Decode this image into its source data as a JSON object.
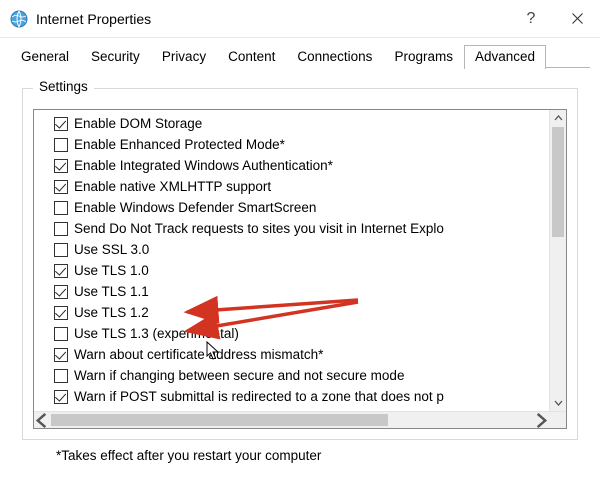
{
  "window": {
    "title": "Internet Properties",
    "help_label": "?",
    "close_label": "Close"
  },
  "tabs": [
    {
      "label": "General",
      "active": false
    },
    {
      "label": "Security",
      "active": false
    },
    {
      "label": "Privacy",
      "active": false
    },
    {
      "label": "Content",
      "active": false
    },
    {
      "label": "Connections",
      "active": false
    },
    {
      "label": "Programs",
      "active": false
    },
    {
      "label": "Advanced",
      "active": true
    }
  ],
  "group": {
    "label": "Settings",
    "footnote": "*Takes effect after you restart your computer"
  },
  "settings_list": [
    {
      "label": "Enable DOM Storage",
      "checked": true
    },
    {
      "label": "Enable Enhanced Protected Mode*",
      "checked": false
    },
    {
      "label": "Enable Integrated Windows Authentication*",
      "checked": true
    },
    {
      "label": "Enable native XMLHTTP support",
      "checked": true
    },
    {
      "label": "Enable Windows Defender SmartScreen",
      "checked": false
    },
    {
      "label": "Send Do Not Track requests to sites you visit in Internet Explo",
      "checked": false
    },
    {
      "label": "Use SSL 3.0",
      "checked": false
    },
    {
      "label": "Use TLS 1.0",
      "checked": true
    },
    {
      "label": "Use TLS 1.1",
      "checked": true
    },
    {
      "label": "Use TLS 1.2",
      "checked": true
    },
    {
      "label": "Use TLS 1.3 (experimental)",
      "checked": false
    },
    {
      "label": "Warn about certificate address mismatch*",
      "checked": true
    },
    {
      "label": "Warn if changing between secure and not secure mode",
      "checked": false
    },
    {
      "label": "Warn if POST submittal is redirected to a zone that does not p",
      "checked": true
    }
  ],
  "annotations": {
    "arrows_target": [
      "Use TLS 1.1",
      "Use TLS 1.2"
    ],
    "arrow_color": "#d33422"
  }
}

######

◆ WHAT IS NEEDED ◆
Every line above should be returned word for word, with the pictures left behind.

◆ EXERCISE RESULT ◆
Decode this image into its source data as a JSON object.
{
  "window": {
    "title": "Internet Properties",
    "help_label": "?",
    "close_label": "Close"
  },
  "tabs": [
    {
      "label": "General",
      "active": false
    },
    {
      "label": "Security",
      "active": false
    },
    {
      "label": "Privacy",
      "active": false
    },
    {
      "label": "Content",
      "active": false
    },
    {
      "label": "Connections",
      "active": false
    },
    {
      "label": "Programs",
      "active": false
    },
    {
      "label": "Advanced",
      "active": true
    }
  ],
  "group": {
    "label": "Settings",
    "footnote": "*Takes effect after you restart your computer"
  },
  "settings_list": [
    {
      "label": "Enable DOM Storage",
      "checked": true
    },
    {
      "label": "Enable Enhanced Protected Mode*",
      "checked": false
    },
    {
      "label": "Enable Integrated Windows Authentication*",
      "checked": true
    },
    {
      "label": "Enable native XMLHTTP support",
      "checked": true
    },
    {
      "label": "Enable Windows Defender SmartScreen",
      "checked": false
    },
    {
      "label": "Send Do Not Track requests to sites you visit in Internet Explo",
      "checked": false
    },
    {
      "label": "Use SSL 3.0",
      "checked": false
    },
    {
      "label": "Use TLS 1.0",
      "checked": true
    },
    {
      "label": "Use TLS 1.1",
      "checked": true
    },
    {
      "label": "Use TLS 1.2",
      "checked": true
    },
    {
      "label": "Use TLS 1.3 (experimental)",
      "checked": false
    },
    {
      "label": "Warn about certificate address mismatch*",
      "checked": true
    },
    {
      "label": "Warn if changing between secure and not secure mode",
      "checked": false
    },
    {
      "label": "Warn if POST submittal is redirected to a zone that does not p",
      "checked": true
    }
  ],
  "annotations": {
    "arrows_target": [
      "Use TLS 1.1",
      "Use TLS 1.2"
    ],
    "arrow_color": "#d33422"
  }
}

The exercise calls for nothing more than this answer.